#### Exercise task
Reproduce every line of the material below character for character, with no changes or omissions.

## START

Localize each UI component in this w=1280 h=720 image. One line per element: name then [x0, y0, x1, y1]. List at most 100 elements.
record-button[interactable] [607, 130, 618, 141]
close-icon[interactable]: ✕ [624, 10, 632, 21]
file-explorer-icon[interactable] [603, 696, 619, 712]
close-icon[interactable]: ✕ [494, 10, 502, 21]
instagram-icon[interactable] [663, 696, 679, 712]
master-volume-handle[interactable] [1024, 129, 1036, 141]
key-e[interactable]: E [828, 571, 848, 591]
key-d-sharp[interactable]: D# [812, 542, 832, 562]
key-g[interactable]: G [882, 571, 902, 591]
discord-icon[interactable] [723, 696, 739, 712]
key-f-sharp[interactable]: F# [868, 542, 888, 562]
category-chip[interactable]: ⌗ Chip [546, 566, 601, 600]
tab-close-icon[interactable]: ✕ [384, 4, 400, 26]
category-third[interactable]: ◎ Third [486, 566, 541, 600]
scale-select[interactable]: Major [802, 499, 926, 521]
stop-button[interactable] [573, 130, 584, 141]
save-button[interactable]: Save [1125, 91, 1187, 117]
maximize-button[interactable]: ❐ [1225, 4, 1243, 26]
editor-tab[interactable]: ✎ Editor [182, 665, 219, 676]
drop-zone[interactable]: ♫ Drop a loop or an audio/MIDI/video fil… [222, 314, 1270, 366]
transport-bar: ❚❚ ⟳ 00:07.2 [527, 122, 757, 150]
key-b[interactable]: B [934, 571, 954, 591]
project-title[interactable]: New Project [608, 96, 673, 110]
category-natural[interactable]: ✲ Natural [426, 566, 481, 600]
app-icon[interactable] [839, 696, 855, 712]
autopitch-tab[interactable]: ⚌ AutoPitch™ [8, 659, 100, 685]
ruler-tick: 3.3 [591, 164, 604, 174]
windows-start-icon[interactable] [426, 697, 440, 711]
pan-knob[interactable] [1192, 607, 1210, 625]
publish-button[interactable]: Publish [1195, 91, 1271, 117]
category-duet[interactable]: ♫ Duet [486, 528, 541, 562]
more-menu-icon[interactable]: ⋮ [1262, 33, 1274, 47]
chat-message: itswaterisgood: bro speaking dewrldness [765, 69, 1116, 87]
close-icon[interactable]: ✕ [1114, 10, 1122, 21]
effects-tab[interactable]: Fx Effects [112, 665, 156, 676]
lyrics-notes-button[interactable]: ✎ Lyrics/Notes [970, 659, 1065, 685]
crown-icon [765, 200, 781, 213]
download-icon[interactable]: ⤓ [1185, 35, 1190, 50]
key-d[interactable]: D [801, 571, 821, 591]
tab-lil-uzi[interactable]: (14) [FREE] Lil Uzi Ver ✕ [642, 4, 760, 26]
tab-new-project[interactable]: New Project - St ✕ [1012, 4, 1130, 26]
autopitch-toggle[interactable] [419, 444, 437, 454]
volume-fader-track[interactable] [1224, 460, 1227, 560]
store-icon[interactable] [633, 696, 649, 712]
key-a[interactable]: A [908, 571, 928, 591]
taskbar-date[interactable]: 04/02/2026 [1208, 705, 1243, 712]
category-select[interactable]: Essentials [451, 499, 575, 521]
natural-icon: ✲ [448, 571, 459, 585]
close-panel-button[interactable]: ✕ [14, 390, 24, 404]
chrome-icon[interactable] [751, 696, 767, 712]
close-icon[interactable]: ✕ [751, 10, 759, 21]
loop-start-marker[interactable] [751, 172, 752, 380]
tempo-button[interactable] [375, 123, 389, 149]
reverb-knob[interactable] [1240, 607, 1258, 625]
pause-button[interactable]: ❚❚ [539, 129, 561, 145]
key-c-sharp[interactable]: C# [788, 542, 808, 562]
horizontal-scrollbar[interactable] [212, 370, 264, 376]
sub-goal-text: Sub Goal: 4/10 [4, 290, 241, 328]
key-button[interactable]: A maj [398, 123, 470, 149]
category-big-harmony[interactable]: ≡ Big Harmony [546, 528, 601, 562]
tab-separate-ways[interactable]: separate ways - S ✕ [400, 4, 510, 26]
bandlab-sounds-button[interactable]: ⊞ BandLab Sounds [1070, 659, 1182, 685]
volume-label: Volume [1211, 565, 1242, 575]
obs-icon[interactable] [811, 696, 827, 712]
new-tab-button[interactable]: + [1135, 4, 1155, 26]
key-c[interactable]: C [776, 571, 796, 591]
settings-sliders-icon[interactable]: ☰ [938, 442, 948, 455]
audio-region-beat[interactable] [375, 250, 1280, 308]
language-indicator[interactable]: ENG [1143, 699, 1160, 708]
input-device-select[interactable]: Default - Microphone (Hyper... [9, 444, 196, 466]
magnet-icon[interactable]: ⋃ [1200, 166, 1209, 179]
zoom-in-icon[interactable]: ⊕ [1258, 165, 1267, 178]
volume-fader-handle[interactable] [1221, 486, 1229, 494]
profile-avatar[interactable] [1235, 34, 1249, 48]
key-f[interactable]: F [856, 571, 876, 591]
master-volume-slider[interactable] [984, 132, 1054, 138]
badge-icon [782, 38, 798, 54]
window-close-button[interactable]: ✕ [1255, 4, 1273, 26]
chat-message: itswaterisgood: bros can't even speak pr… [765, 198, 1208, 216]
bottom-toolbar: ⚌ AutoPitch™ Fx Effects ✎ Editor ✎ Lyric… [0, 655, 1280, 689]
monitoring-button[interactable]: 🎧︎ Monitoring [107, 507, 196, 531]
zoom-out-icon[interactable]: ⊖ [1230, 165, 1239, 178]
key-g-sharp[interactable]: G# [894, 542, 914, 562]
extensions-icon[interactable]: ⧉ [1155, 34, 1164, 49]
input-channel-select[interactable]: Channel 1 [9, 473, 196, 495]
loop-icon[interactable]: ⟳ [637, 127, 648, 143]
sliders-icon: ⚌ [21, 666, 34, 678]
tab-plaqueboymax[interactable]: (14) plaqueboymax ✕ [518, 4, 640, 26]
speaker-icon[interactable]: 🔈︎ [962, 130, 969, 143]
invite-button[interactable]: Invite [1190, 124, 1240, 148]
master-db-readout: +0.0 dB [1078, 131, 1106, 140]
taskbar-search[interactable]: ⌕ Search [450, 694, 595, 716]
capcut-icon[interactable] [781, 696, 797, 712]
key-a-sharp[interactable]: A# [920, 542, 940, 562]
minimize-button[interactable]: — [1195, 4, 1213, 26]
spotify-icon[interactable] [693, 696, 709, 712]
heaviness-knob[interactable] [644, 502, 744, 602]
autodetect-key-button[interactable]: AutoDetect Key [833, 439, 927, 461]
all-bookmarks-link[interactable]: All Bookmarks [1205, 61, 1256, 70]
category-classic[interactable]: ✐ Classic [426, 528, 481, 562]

## END

#### Exercise solution
Localize each UI component in this w=1280 h=720 image. One line per element: name then [x0, y0, x1, y1]. List at most 100 elements.
record-button[interactable] [607, 130, 618, 141]
close-icon[interactable]: ✕ [624, 10, 632, 21]
file-explorer-icon[interactable] [603, 696, 619, 712]
close-icon[interactable]: ✕ [494, 10, 502, 21]
instagram-icon[interactable] [663, 696, 679, 712]
master-volume-handle[interactable] [1024, 129, 1036, 141]
key-e[interactable]: E [828, 571, 848, 591]
key-d-sharp[interactable]: D# [812, 542, 832, 562]
key-g[interactable]: G [882, 571, 902, 591]
discord-icon[interactable] [723, 696, 739, 712]
key-f-sharp[interactable]: F# [868, 542, 888, 562]
category-chip[interactable]: ⌗ Chip [546, 566, 601, 600]
tab-close-icon[interactable]: ✕ [384, 4, 400, 26]
category-third[interactable]: ◎ Third [486, 566, 541, 600]
scale-select[interactable]: Major [802, 499, 926, 521]
stop-button[interactable] [573, 130, 584, 141]
save-button[interactable]: Save [1125, 91, 1187, 117]
maximize-button[interactable]: ❐ [1225, 4, 1243, 26]
editor-tab[interactable]: ✎ Editor [182, 665, 219, 676]
drop-zone[interactable]: ♫ Drop a loop or an audio/MIDI/video fil… [222, 314, 1270, 366]
transport-bar: ❚❚ ⟳ 00:07.2 [527, 122, 757, 150]
key-b[interactable]: B [934, 571, 954, 591]
project-title[interactable]: New Project [608, 96, 673, 110]
category-natural[interactable]: ✲ Natural [426, 566, 481, 600]
app-icon[interactable] [839, 696, 855, 712]
autopitch-tab[interactable]: ⚌ AutoPitch™ [8, 659, 100, 685]
ruler-tick: 3.3 [591, 164, 604, 174]
windows-start-icon[interactable] [426, 697, 440, 711]
pan-knob[interactable] [1192, 607, 1210, 625]
publish-button[interactable]: Publish [1195, 91, 1271, 117]
category-duet[interactable]: ♫ Duet [486, 528, 541, 562]
more-menu-icon[interactable]: ⋮ [1262, 33, 1274, 47]
chat-message: itswaterisgood: bro speaking dewrldness [765, 69, 1116, 87]
close-icon[interactable]: ✕ [1114, 10, 1122, 21]
effects-tab[interactable]: Fx Effects [112, 665, 156, 676]
lyrics-notes-button[interactable]: ✎ Lyrics/Notes [970, 659, 1065, 685]
crown-icon [765, 200, 781, 213]
download-icon[interactable]: ⤓ [1185, 35, 1190, 50]
key-d[interactable]: D [801, 571, 821, 591]
tab-lil-uzi[interactable]: (14) [FREE] Lil Uzi Ver ✕ [642, 4, 760, 26]
tab-new-project[interactable]: New Project - St ✕ [1012, 4, 1130, 26]
autopitch-toggle[interactable] [419, 444, 437, 454]
volume-fader-track[interactable] [1224, 460, 1227, 560]
store-icon[interactable] [633, 696, 649, 712]
key-a[interactable]: A [908, 571, 928, 591]
taskbar-date[interactable]: 04/02/2026 [1208, 705, 1243, 712]
category-select[interactable]: Essentials [451, 499, 575, 521]
natural-icon: ✲ [448, 571, 459, 585]
close-panel-button[interactable]: ✕ [14, 390, 24, 404]
chrome-icon[interactable] [751, 696, 767, 712]
close-icon[interactable]: ✕ [751, 10, 759, 21]
loop-start-marker[interactable] [751, 172, 752, 380]
tempo-button[interactable] [375, 123, 389, 149]
reverb-knob[interactable] [1240, 607, 1258, 625]
pause-button[interactable]: ❚❚ [539, 129, 561, 145]
key-c-sharp[interactable]: C# [788, 542, 808, 562]
horizontal-scrollbar[interactable] [212, 370, 264, 376]
sub-goal-text: Sub Goal: 4/10 [4, 290, 241, 328]
key-button[interactable]: A maj [398, 123, 470, 149]
category-big-harmony[interactable]: ≡ Big Harmony [546, 528, 601, 562]
tab-separate-ways[interactable]: separate ways - S ✕ [400, 4, 510, 26]
bandlab-sounds-button[interactable]: ⊞ BandLab Sounds [1070, 659, 1182, 685]
volume-label: Volume [1211, 565, 1242, 575]
obs-icon[interactable] [811, 696, 827, 712]
new-tab-button[interactable]: + [1135, 4, 1155, 26]
key-c[interactable]: C [776, 571, 796, 591]
settings-sliders-icon[interactable]: ☰ [938, 442, 948, 455]
audio-region-beat[interactable] [375, 250, 1280, 308]
language-indicator[interactable]: ENG [1143, 699, 1160, 708]
input-device-select[interactable]: Default - Microphone (Hyper... [9, 444, 196, 466]
magnet-icon[interactable]: ⋃ [1200, 166, 1209, 179]
zoom-in-icon[interactable]: ⊕ [1258, 165, 1267, 178]
volume-fader-handle[interactable] [1221, 486, 1229, 494]
profile-avatar[interactable] [1235, 34, 1249, 48]
key-f[interactable]: F [856, 571, 876, 591]
master-volume-slider[interactable] [984, 132, 1054, 138]
badge-icon [782, 38, 798, 54]
window-close-button[interactable]: ✕ [1255, 4, 1273, 26]
chat-message: itswaterisgood: bros can't even speak pr… [765, 198, 1208, 216]
bottom-toolbar: ⚌ AutoPitch™ Fx Effects ✎ Editor ✎ Lyric… [0, 655, 1280, 689]
monitoring-button[interactable]: 🎧︎ Monitoring [107, 507, 196, 531]
zoom-out-icon[interactable]: ⊖ [1230, 165, 1239, 178]
key-g-sharp[interactable]: G# [894, 542, 914, 562]
extensions-icon[interactable]: ⧉ [1155, 34, 1164, 49]
input-channel-select[interactable]: Channel 1 [9, 473, 196, 495]
loop-icon[interactable]: ⟳ [637, 127, 648, 143]
sliders-icon: ⚌ [21, 666, 34, 678]
tab-plaqueboymax[interactable]: (14) plaqueboymax ✕ [518, 4, 640, 26]
speaker-icon[interactable]: 🔈︎ [962, 130, 969, 143]
invite-button[interactable]: Invite [1190, 124, 1240, 148]
master-db-readout: +0.0 dB [1078, 131, 1106, 140]
taskbar-search[interactable]: ⌕ Search [450, 694, 595, 716]
capcut-icon[interactable] [781, 696, 797, 712]
key-a-sharp[interactable]: A# [920, 542, 940, 562]
minimize-button[interactable]: — [1195, 4, 1213, 26]
spotify-icon[interactable] [693, 696, 709, 712]
heaviness-knob[interactable] [644, 502, 744, 602]
autodetect-key-button[interactable]: AutoDetect Key [833, 439, 927, 461]
all-bookmarks-link[interactable]: All Bookmarks [1205, 61, 1256, 70]
category-classic[interactable]: ✐ Classic [426, 528, 481, 562]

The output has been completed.